(EXERCISE TASK):
Write out the listing below again, precisely as it is given.

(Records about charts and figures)
□ □ □ □ □

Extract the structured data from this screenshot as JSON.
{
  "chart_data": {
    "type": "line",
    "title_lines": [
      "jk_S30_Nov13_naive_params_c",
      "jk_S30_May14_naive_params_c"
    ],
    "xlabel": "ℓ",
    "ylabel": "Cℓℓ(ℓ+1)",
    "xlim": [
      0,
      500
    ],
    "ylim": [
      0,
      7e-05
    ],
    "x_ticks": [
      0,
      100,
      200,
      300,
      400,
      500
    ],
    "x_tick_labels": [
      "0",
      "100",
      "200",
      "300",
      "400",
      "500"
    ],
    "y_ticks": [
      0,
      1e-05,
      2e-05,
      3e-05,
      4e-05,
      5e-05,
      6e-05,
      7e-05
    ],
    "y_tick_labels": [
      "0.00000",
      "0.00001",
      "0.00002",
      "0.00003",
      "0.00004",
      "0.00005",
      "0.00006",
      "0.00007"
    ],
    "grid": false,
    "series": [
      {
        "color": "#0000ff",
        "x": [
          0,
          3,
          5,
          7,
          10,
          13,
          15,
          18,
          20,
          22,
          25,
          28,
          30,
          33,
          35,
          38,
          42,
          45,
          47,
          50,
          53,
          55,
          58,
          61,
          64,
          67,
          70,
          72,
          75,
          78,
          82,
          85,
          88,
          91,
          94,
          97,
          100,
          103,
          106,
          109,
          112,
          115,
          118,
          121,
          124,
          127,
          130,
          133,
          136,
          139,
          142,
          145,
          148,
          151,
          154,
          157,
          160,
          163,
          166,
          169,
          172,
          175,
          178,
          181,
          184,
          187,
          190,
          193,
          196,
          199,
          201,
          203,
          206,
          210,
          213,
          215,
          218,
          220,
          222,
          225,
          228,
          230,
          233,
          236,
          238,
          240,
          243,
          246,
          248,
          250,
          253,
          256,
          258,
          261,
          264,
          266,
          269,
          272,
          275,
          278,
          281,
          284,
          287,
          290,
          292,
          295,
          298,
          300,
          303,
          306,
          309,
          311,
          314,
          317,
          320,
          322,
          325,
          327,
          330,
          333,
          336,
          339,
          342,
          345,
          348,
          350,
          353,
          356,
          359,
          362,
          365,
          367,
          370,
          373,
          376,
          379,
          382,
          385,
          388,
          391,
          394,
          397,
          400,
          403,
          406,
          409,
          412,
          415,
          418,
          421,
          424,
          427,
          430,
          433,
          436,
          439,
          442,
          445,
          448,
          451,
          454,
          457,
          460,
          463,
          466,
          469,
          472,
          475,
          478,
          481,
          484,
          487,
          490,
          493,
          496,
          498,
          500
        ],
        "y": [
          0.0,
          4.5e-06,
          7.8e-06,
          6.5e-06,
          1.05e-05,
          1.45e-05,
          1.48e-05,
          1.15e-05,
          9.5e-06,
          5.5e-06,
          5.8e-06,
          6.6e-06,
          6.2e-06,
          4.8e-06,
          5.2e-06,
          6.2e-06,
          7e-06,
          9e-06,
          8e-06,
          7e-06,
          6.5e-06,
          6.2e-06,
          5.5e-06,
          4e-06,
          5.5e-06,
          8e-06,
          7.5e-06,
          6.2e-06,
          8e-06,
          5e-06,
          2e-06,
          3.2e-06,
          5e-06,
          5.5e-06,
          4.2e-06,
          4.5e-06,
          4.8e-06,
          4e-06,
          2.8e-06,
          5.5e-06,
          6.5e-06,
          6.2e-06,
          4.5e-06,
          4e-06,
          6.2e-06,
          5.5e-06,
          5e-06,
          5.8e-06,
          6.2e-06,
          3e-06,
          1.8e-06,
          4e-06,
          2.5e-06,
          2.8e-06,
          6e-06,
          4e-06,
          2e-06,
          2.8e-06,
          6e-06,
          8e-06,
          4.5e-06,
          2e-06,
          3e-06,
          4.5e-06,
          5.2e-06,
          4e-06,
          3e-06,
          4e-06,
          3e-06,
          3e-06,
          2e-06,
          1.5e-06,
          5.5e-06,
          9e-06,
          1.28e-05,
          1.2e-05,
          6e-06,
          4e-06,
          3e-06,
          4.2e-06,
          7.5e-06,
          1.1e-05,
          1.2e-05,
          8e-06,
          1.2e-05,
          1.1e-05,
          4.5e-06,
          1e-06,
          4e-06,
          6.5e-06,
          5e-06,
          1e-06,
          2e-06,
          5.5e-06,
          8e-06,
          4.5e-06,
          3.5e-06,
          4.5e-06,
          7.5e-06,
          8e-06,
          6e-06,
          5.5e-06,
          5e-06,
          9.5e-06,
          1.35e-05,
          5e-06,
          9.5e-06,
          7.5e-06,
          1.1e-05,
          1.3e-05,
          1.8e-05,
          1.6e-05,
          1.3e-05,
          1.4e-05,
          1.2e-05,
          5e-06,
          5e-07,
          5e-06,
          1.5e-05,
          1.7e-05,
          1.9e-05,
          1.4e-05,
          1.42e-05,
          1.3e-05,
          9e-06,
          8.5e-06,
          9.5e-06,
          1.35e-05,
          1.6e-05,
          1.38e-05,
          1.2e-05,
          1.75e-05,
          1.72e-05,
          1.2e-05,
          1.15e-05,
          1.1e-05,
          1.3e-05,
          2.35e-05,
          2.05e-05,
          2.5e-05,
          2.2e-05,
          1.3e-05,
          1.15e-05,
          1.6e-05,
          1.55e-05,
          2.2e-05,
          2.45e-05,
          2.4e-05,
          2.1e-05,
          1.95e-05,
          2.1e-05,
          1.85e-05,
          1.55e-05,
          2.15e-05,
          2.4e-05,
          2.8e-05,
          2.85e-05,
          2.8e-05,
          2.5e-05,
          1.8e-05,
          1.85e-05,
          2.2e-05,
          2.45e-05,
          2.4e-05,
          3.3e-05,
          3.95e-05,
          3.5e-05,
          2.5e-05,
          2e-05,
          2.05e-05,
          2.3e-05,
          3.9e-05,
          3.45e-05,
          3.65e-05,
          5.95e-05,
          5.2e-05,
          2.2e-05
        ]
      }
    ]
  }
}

□ □ □ □ □

(SOLVED PROBLEM):
Extract the structured data from this screenshot as JSON.
{
  "chart_data": {
    "type": "line",
    "title_lines": [
      "jk_S30_Nov13_naive_params_c",
      "jk_S30_May14_naive_params_c"
    ],
    "xlabel": "ℓ",
    "ylabel": "Cℓℓ(ℓ+1)",
    "xlim": [
      0,
      500
    ],
    "ylim": [
      0,
      7e-05
    ],
    "x_ticks": [
      0,
      100,
      200,
      300,
      400,
      500
    ],
    "x_tick_labels": [
      "0",
      "100",
      "200",
      "300",
      "400",
      "500"
    ],
    "y_ticks": [
      0,
      1e-05,
      2e-05,
      3e-05,
      4e-05,
      5e-05,
      6e-05,
      7e-05
    ],
    "y_tick_labels": [
      "0.00000",
      "0.00001",
      "0.00002",
      "0.00003",
      "0.00004",
      "0.00005",
      "0.00006",
      "0.00007"
    ],
    "grid": false,
    "series": [
      {
        "color": "#0000ff",
        "x": [
          0,
          3,
          5,
          7,
          10,
          13,
          15,
          18,
          20,
          22,
          25,
          28,
          30,
          33,
          35,
          38,
          42,
          45,
          47,
          50,
          53,
          55,
          58,
          61,
          64,
          67,
          70,
          72,
          75,
          78,
          82,
          85,
          88,
          91,
          94,
          97,
          100,
          103,
          106,
          109,
          112,
          115,
          118,
          121,
          124,
          127,
          130,
          133,
          136,
          139,
          142,
          145,
          148,
          151,
          154,
          157,
          160,
          163,
          166,
          169,
          172,
          175,
          178,
          181,
          184,
          187,
          190,
          193,
          196,
          199,
          201,
          203,
          206,
          210,
          213,
          215,
          218,
          220,
          222,
          225,
          228,
          230,
          233,
          236,
          238,
          240,
          243,
          246,
          248,
          250,
          253,
          256,
          258,
          261,
          264,
          266,
          269,
          272,
          275,
          278,
          281,
          284,
          287,
          290,
          292,
          295,
          298,
          300,
          303,
          306,
          309,
          311,
          314,
          317,
          320,
          322,
          325,
          327,
          330,
          333,
          336,
          339,
          342,
          345,
          348,
          350,
          353,
          356,
          359,
          362,
          365,
          367,
          370,
          373,
          376,
          379,
          382,
          385,
          388,
          391,
          394,
          397,
          400,
          403,
          406,
          409,
          412,
          415,
          418,
          421,
          424,
          427,
          430,
          433,
          436,
          439,
          442,
          445,
          448,
          451,
          454,
          457,
          460,
          463,
          466,
          469,
          472,
          475,
          478,
          481,
          484,
          487,
          490,
          493,
          496,
          498,
          500
        ],
        "y": [
          0.0,
          4.5e-06,
          7.8e-06,
          6.5e-06,
          1.05e-05,
          1.45e-05,
          1.48e-05,
          1.15e-05,
          9.5e-06,
          5.5e-06,
          5.8e-06,
          6.6e-06,
          6.2e-06,
          4.8e-06,
          5.2e-06,
          6.2e-06,
          7e-06,
          9e-06,
          8e-06,
          7e-06,
          6.5e-06,
          6.2e-06,
          5.5e-06,
          4e-06,
          5.5e-06,
          8e-06,
          7.5e-06,
          6.2e-06,
          8e-06,
          5e-06,
          2e-06,
          3.2e-06,
          5e-06,
          5.5e-06,
          4.2e-06,
          4.5e-06,
          4.8e-06,
          4e-06,
          2.8e-06,
          5.5e-06,
          6.5e-06,
          6.2e-06,
          4.5e-06,
          4e-06,
          6.2e-06,
          5.5e-06,
          5e-06,
          5.8e-06,
          6.2e-06,
          3e-06,
          1.8e-06,
          4e-06,
          2.5e-06,
          2.8e-06,
          6e-06,
          4e-06,
          2e-06,
          2.8e-06,
          6e-06,
          8e-06,
          4.5e-06,
          2e-06,
          3e-06,
          4.5e-06,
          5.2e-06,
          4e-06,
          3e-06,
          4e-06,
          3e-06,
          3e-06,
          2e-06,
          1.5e-06,
          5.5e-06,
          9e-06,
          1.28e-05,
          1.2e-05,
          6e-06,
          4e-06,
          3e-06,
          4.2e-06,
          7.5e-06,
          1.1e-05,
          1.2e-05,
          8e-06,
          1.2e-05,
          1.1e-05,
          4.5e-06,
          1e-06,
          4e-06,
          6.5e-06,
          5e-06,
          1e-06,
          2e-06,
          5.5e-06,
          8e-06,
          4.5e-06,
          3.5e-06,
          4.5e-06,
          7.5e-06,
          8e-06,
          6e-06,
          5.5e-06,
          5e-06,
          9.5e-06,
          1.35e-05,
          5e-06,
          9.5e-06,
          7.5e-06,
          1.1e-05,
          1.3e-05,
          1.8e-05,
          1.6e-05,
          1.3e-05,
          1.4e-05,
          1.2e-05,
          5e-06,
          5e-07,
          5e-06,
          1.5e-05,
          1.7e-05,
          1.9e-05,
          1.4e-05,
          1.42e-05,
          1.3e-05,
          9e-06,
          8.5e-06,
          9.5e-06,
          1.35e-05,
          1.6e-05,
          1.38e-05,
          1.2e-05,
          1.75e-05,
          1.72e-05,
          1.2e-05,
          1.15e-05,
          1.1e-05,
          1.3e-05,
          2.35e-05,
          2.05e-05,
          2.5e-05,
          2.2e-05,
          1.3e-05,
          1.15e-05,
          1.6e-05,
          1.55e-05,
          2.2e-05,
          2.45e-05,
          2.4e-05,
          2.1e-05,
          1.95e-05,
          2.1e-05,
          1.85e-05,
          1.55e-05,
          2.15e-05,
          2.4e-05,
          2.8e-05,
          2.85e-05,
          2.8e-05,
          2.5e-05,
          1.8e-05,
          1.85e-05,
          2.2e-05,
          2.45e-05,
          2.4e-05,
          3.3e-05,
          3.95e-05,
          3.5e-05,
          2.5e-05,
          2e-05,
          2.05e-05,
          2.3e-05,
          3.9e-05,
          3.45e-05,
          3.65e-05,
          5.95e-05,
          5.2e-05,
          2.2e-05
        ]
      }
    ]
  }
}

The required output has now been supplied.